• _The request_: Every record that follows must be duplicated exactly, with images left out.

• _Stored entries_:
+---+

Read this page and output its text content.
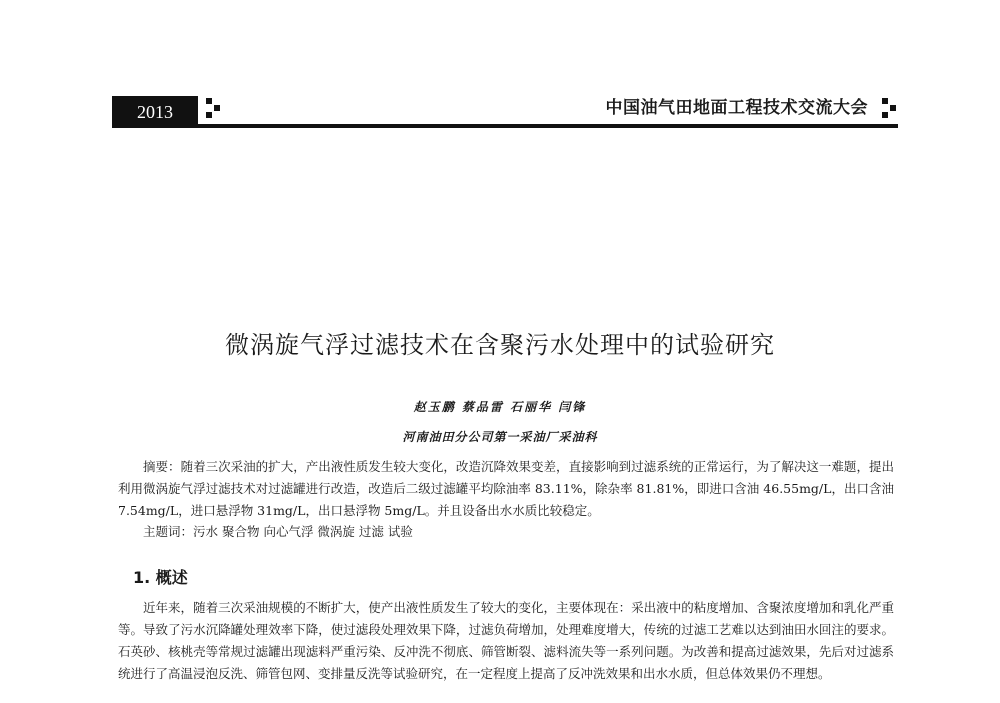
2013	中国油气田地面工程技术交流大会
微涡旋气浮过滤技术在含聚污水处理中的试验研究
赵玉鹏 蔡品雷 石丽华 闫锋
河南油田分公司第一采油厂采油科
摘要：随着三次采油的扩大，产出液性质发生较大变化，改造沉降效果变差，直接影响到过滤系统的正常运行，为了解决这一难题，提出利用微涡旋气浮过滤技术对过滤罐进行改造，改造后二级过滤罐平均除油率 83.11%，除杂率 81.81%，即进口含油 46.55mg/L，出口含油 7.54mg/L，进口悬浮物 31mg/L，出口悬浮物 5mg/L。并且设备出水水质比较稳定。
主题词：污水 聚合物 向心气浮 微涡旋 过滤 试验
1. 概述
近年来，随着三次采油规模的不断扩大，使产出液性质发生了较大的变化，主要体现在：采出液中的粘度增加、含聚浓度增加和乳化严重等。导致了污水沉降罐处理效率下降，使过滤段处理效果下降，过滤负荷增加，处理难度增大，传统的过滤工艺难以达到油田水回注的要求。石英砂、核桃壳等常规过滤罐出现滤料严重污染、反冲洗不彻底、筛管断裂、滤料流失等一系列问题。为改善和提高过滤效果，先后对过滤系统进行了高温浸泡反洗、筛管包网、变排量反洗等试验研究，在一定程度上提高了反冲洗效果和出水水质，但总体效果仍不理想。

+---+

• _Complete response_:
Read this page and output its text content.
2013	中国油气田地面工程技术交流大会
微涡旋气浮过滤技术在含聚污水处理中的试验研究
赵玉鹏 蔡品雷 石丽华 闫锋
河南油田分公司第一采油厂采油科
摘要：随着三次采油的扩大，产出液性质发生较大变化，改造沉降效果变差，直接影响到过滤系统的正常运行，为了解决这一难题，提出利用微涡旋气浮过滤技术对过滤罐进行改造，改造后二级过滤罐平均除油率 83.11%，除杂率 81.81%，即进口含油 46.55mg/L，出口含油 7.54mg/L，进口悬浮物 31mg/L，出口悬浮物 5mg/L。并且设备出水水质比较稳定。
主题词：污水 聚合物 向心气浮 微涡旋 过滤 试验
1. 概述
近年来，随着三次采油规模的不断扩大，使产出液性质发生了较大的变化，主要体现在：采出液中的粘度增加、含聚浓度增加和乳化严重等。导致了污水沉降罐处理效率下降，使过滤段处理效果下降，过滤负荷增加，处理难度增大，传统的过滤工艺难以达到油田水回注的要求。石英砂、核桃壳等常规过滤罐出现滤料严重污染、反冲洗不彻底、筛管断裂、滤料流失等一系列问题。为改善和提高过滤效果，先后对过滤系统进行了高温浸泡反洗、筛管包网、变排量反洗等试验研究，在一定程度上提高了反冲洗效果和出水水质，但总体效果仍不理想。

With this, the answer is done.